STORED RECORDS:
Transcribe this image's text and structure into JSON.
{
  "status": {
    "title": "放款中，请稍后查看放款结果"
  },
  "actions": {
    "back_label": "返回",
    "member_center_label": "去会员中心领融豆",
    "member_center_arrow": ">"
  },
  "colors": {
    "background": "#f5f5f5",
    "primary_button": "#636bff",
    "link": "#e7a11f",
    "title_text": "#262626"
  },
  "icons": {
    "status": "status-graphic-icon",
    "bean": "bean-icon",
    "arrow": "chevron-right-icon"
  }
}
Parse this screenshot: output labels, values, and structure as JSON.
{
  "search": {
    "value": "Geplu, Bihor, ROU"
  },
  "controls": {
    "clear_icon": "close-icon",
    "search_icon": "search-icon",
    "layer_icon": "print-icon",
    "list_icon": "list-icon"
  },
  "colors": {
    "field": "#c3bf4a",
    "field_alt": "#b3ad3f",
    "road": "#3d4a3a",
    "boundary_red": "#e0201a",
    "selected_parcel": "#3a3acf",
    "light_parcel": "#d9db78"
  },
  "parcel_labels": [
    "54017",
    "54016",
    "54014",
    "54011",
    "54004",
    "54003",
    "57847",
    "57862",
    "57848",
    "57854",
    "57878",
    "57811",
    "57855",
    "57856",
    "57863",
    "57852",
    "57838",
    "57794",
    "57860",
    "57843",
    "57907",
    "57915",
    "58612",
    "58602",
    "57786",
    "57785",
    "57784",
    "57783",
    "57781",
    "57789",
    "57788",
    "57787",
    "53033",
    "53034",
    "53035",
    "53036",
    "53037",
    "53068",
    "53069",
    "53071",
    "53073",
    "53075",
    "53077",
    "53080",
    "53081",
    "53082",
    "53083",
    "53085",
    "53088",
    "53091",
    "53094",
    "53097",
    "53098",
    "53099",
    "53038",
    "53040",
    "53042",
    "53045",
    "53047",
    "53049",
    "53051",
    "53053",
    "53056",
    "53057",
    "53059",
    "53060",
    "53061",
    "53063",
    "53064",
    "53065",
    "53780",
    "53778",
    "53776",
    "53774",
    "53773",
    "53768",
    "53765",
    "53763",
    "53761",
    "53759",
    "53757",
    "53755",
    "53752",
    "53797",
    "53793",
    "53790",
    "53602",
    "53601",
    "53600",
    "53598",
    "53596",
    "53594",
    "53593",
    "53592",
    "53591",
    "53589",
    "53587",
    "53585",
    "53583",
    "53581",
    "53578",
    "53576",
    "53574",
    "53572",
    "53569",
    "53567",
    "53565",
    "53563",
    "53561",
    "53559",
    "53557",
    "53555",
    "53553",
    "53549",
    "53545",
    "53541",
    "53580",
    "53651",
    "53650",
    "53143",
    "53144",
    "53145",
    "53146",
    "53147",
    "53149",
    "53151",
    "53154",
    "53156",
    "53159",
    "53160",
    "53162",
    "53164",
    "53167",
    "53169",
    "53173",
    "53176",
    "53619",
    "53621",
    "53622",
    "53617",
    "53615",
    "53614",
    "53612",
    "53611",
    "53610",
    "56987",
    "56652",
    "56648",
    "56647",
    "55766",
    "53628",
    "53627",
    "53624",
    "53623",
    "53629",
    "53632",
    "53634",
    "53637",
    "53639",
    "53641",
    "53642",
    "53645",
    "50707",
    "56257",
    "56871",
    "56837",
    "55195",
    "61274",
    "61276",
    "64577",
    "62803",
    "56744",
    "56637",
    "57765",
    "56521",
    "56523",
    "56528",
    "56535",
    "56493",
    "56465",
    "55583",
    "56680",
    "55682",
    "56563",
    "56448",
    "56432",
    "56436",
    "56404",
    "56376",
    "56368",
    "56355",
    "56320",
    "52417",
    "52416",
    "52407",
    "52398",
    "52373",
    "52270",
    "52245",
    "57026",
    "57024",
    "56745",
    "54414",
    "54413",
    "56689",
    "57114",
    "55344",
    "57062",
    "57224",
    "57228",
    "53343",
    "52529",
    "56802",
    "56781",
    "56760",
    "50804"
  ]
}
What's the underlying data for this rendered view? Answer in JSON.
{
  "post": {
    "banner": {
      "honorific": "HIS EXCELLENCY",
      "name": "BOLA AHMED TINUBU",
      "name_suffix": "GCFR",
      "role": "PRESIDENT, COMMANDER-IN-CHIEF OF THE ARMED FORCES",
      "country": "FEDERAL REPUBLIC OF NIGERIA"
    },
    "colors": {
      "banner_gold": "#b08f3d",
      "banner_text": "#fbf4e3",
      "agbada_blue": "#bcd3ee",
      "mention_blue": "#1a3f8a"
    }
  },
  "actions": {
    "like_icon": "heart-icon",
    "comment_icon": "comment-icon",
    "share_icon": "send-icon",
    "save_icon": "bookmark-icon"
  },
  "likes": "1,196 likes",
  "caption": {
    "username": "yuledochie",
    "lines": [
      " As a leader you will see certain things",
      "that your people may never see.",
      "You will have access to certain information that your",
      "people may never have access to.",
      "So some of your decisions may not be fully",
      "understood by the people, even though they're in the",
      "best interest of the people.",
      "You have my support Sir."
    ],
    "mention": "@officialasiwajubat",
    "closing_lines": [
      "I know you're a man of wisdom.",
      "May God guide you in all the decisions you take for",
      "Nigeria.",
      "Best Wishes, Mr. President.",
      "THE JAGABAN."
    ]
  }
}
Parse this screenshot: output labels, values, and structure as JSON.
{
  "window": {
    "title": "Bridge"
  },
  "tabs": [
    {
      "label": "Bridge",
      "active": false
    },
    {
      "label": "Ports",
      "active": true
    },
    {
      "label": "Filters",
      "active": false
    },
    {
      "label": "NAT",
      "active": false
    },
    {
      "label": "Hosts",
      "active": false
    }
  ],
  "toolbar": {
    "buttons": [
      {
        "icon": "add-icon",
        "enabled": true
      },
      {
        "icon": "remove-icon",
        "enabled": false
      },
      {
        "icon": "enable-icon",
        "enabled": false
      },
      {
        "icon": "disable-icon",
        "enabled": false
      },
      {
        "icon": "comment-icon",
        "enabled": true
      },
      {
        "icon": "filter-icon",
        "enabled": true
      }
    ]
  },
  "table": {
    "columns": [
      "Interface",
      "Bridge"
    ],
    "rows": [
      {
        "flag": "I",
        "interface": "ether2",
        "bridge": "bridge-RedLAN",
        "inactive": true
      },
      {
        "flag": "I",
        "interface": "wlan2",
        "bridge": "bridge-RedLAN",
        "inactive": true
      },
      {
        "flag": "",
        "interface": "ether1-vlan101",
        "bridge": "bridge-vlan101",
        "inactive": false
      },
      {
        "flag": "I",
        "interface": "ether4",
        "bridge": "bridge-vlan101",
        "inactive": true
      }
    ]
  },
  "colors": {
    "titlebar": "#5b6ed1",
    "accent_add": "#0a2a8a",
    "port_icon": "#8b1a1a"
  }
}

PROBLEM TO WORK ON:
Quote the whole listing above, leaving nothing out.

THE SOLUTION:
Transcribe this image's text and structure into JSON.
{
  "status": {
    "title": "放款中，请稍后查看放款结果"
  },
  "actions": {
    "back_label": "返回",
    "member_center_label": "去会员中心领融豆",
    "member_center_arrow": ">"
  },
  "colors": {
    "background": "#f5f5f5",
    "primary_button": "#636bff",
    "link": "#e7a11f",
    "title_text": "#262626"
  },
  "icons": {
    "status": "status-graphic-icon",
    "bean": "bean-icon",
    "arrow": "chevron-right-icon"
  }
}
Parse this screenshot: output labels, values, and structure as JSON.
{
  "search": {
    "value": "Geplu, Bihor, ROU"
  },
  "controls": {
    "clear_icon": "close-icon",
    "search_icon": "search-icon",
    "layer_icon": "print-icon",
    "list_icon": "list-icon"
  },
  "colors": {
    "field": "#c3bf4a",
    "field_alt": "#b3ad3f",
    "road": "#3d4a3a",
    "boundary_red": "#e0201a",
    "selected_parcel": "#3a3acf",
    "light_parcel": "#d9db78"
  },
  "parcel_labels": [
    "54017",
    "54016",
    "54014",
    "54011",
    "54004",
    "54003",
    "57847",
    "57862",
    "57848",
    "57854",
    "57878",
    "57811",
    "57855",
    "57856",
    "57863",
    "57852",
    "57838",
    "57794",
    "57860",
    "57843",
    "57907",
    "57915",
    "58612",
    "58602",
    "57786",
    "57785",
    "57784",
    "57783",
    "57781",
    "57789",
    "57788",
    "57787",
    "53033",
    "53034",
    "53035",
    "53036",
    "53037",
    "53068",
    "53069",
    "53071",
    "53073",
    "53075",
    "53077",
    "53080",
    "53081",
    "53082",
    "53083",
    "53085",
    "53088",
    "53091",
    "53094",
    "53097",
    "53098",
    "53099",
    "53038",
    "53040",
    "53042",
    "53045",
    "53047",
    "53049",
    "53051",
    "53053",
    "53056",
    "53057",
    "53059",
    "53060",
    "53061",
    "53063",
    "53064",
    "53065",
    "53780",
    "53778",
    "53776",
    "53774",
    "53773",
    "53768",
    "53765",
    "53763",
    "53761",
    "53759",
    "53757",
    "53755",
    "53752",
    "53797",
    "53793",
    "53790",
    "53602",
    "53601",
    "53600",
    "53598",
    "53596",
    "53594",
    "53593",
    "53592",
    "53591",
    "53589",
    "53587",
    "53585",
    "53583",
    "53581",
    "53578",
    "53576",
    "53574",
    "53572",
    "53569",
    "53567",
    "53565",
    "53563",
    "53561",
    "53559",
    "53557",
    "53555",
    "53553",
    "53549",
    "53545",
    "53541",
    "53580",
    "53651",
    "53650",
    "53143",
    "53144",
    "53145",
    "53146",
    "53147",
    "53149",
    "53151",
    "53154",
    "53156",
    "53159",
    "53160",
    "53162",
    "53164",
    "53167",
    "53169",
    "53173",
    "53176",
    "53619",
    "53621",
    "53622",
    "53617",
    "53615",
    "53614",
    "53612",
    "53611",
    "53610",
    "56987",
    "56652",
    "56648",
    "56647",
    "55766",
    "53628",
    "53627",
    "53624",
    "53623",
    "53629",
    "53632",
    "53634",
    "53637",
    "53639",
    "53641",
    "53642",
    "53645",
    "50707",
    "56257",
    "56871",
    "56837",
    "55195",
    "61274",
    "61276",
    "64577",
    "62803",
    "56744",
    "56637",
    "57765",
    "56521",
    "56523",
    "56528",
    "56535",
    "56493",
    "56465",
    "55583",
    "56680",
    "55682",
    "56563",
    "56448",
    "56432",
    "56436",
    "56404",
    "56376",
    "56368",
    "56355",
    "56320",
    "52417",
    "52416",
    "52407",
    "52398",
    "52373",
    "52270",
    "52245",
    "57026",
    "57024",
    "56745",
    "54414",
    "54413",
    "56689",
    "57114",
    "55344",
    "57062",
    "57224",
    "57228",
    "53343",
    "52529",
    "56802",
    "56781",
    "56760",
    "50804"
  ]
}
What's the underlying data for this rendered view? Answer in JSON.
{
  "post": {
    "banner": {
      "honorific": "HIS EXCELLENCY",
      "name": "BOLA AHMED TINUBU",
      "name_suffix": "GCFR",
      "role": "PRESIDENT, COMMANDER-IN-CHIEF OF THE ARMED FORCES",
      "country": "FEDERAL REPUBLIC OF NIGERIA"
    },
    "colors": {
      "banner_gold": "#b08f3d",
      "banner_text": "#fbf4e3",
      "agbada_blue": "#bcd3ee",
      "mention_blue": "#1a3f8a"
    }
  },
  "actions": {
    "like_icon": "heart-icon",
    "comment_icon": "comment-icon",
    "share_icon": "send-icon",
    "save_icon": "bookmark-icon"
  },
  "likes": "1,196 likes",
  "caption": {
    "username": "yuledochie",
    "lines": [
      " As a leader you will see certain things",
      "that your people may never see.",
      "You will have access to certain information that your",
      "people may never have access to.",
      "So some of your decisions may not be fully",
      "understood by the people, even though they're in the",
      "best interest of the people.",
      "You have my support Sir."
    ],
    "mention": "@officialasiwajubat",
    "closing_lines": [
      "I know you're a man of wisdom.",
      "May God guide you in all the decisions you take for",
      "Nigeria.",
      "Best Wishes, Mr. President.",
      "THE JAGABAN."
    ]
  }
}
Parse this screenshot: output labels, values, and structure as JSON.
{
  "window": {
    "title": "Bridge"
  },
  "tabs": [
    {
      "label": "Bridge",
      "active": false
    },
    {
      "label": "Ports",
      "active": true
    },
    {
      "label": "Filters",
      "active": false
    },
    {
      "label": "NAT",
      "active": false
    },
    {
      "label": "Hosts",
      "active": false
    }
  ],
  "toolbar": {
    "buttons": [
      {
        "icon": "add-icon",
        "enabled": true
      },
      {
        "icon": "remove-icon",
        "enabled": false
      },
      {
        "icon": "enable-icon",
        "enabled": false
      },
      {
        "icon": "disable-icon",
        "enabled": false
      },
      {
        "icon": "comment-icon",
        "enabled": true
      },
      {
        "icon": "filter-icon",
        "enabled": true
      }
    ]
  },
  "table": {
    "columns": [
      "Interface",
      "Bridge"
    ],
    "rows": [
      {
        "flag": "I",
        "interface": "ether2",
        "bridge": "bridge-RedLAN",
        "inactive": true
      },
      {
        "flag": "I",
        "interface": "wlan2",
        "bridge": "bridge-RedLAN",
        "inactive": true
      },
      {
        "flag": "",
        "interface": "ether1-vlan101",
        "bridge": "bridge-vlan101",
        "inactive": false
      },
      {
        "flag": "I",
        "interface": "ether4",
        "bridge": "bridge-vlan101",
        "inactive": true
      }
    ]
  },
  "colors": {
    "titlebar": "#5b6ed1",
    "accent_add": "#0a2a8a",
    "port_icon": "#8b1a1a"
  }
}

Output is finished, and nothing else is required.